### Aim
Every record must be written out once more, with nothing added or omitted.

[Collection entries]
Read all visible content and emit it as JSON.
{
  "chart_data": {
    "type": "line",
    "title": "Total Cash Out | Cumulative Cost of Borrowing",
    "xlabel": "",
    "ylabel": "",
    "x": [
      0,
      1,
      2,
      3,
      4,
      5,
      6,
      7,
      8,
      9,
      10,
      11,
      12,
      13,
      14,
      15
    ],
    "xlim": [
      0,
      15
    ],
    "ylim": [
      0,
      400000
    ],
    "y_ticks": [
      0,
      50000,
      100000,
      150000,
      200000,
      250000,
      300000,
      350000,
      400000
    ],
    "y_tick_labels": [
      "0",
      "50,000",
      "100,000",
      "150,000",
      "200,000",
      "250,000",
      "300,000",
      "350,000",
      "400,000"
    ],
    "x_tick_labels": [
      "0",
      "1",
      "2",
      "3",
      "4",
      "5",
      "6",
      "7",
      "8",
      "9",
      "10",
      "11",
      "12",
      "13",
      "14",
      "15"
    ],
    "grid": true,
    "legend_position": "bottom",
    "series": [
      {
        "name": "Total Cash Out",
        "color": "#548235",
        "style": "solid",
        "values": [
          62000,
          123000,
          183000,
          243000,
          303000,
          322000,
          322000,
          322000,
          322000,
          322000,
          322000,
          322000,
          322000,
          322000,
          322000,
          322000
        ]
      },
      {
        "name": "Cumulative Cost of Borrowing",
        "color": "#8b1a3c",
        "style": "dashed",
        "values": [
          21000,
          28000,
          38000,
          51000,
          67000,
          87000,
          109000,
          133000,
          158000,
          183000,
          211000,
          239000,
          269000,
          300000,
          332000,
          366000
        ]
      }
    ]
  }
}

### Response below
Read all visible content and emit it as JSON.
{
  "chart_data": {
    "type": "line",
    "title": "Total Cash Out | Cumulative Cost of Borrowing",
    "xlabel": "",
    "ylabel": "",
    "x": [
      0,
      1,
      2,
      3,
      4,
      5,
      6,
      7,
      8,
      9,
      10,
      11,
      12,
      13,
      14,
      15
    ],
    "xlim": [
      0,
      15
    ],
    "ylim": [
      0,
      400000
    ],
    "y_ticks": [
      0,
      50000,
      100000,
      150000,
      200000,
      250000,
      300000,
      350000,
      400000
    ],
    "y_tick_labels": [
      "0",
      "50,000",
      "100,000",
      "150,000",
      "200,000",
      "250,000",
      "300,000",
      "350,000",
      "400,000"
    ],
    "x_tick_labels": [
      "0",
      "1",
      "2",
      "3",
      "4",
      "5",
      "6",
      "7",
      "8",
      "9",
      "10",
      "11",
      "12",
      "13",
      "14",
      "15"
    ],
    "grid": true,
    "legend_position": "bottom",
    "series": [
      {
        "name": "Total Cash Out",
        "color": "#548235",
        "style": "solid",
        "values": [
          62000,
          123000,
          183000,
          243000,
          303000,
          322000,
          322000,
          322000,
          322000,
          322000,
          322000,
          322000,
          322000,
          322000,
          322000,
          322000
        ]
      },
      {
        "name": "Cumulative Cost of Borrowing",
        "color": "#8b1a3c",
        "style": "dashed",
        "values": [
          21000,
          28000,
          38000,
          51000,
          67000,
          87000,
          109000,
          133000,
          158000,
          183000,
          211000,
          239000,
          269000,
          300000,
          332000,
          366000
        ]
      }
    ]
  }
}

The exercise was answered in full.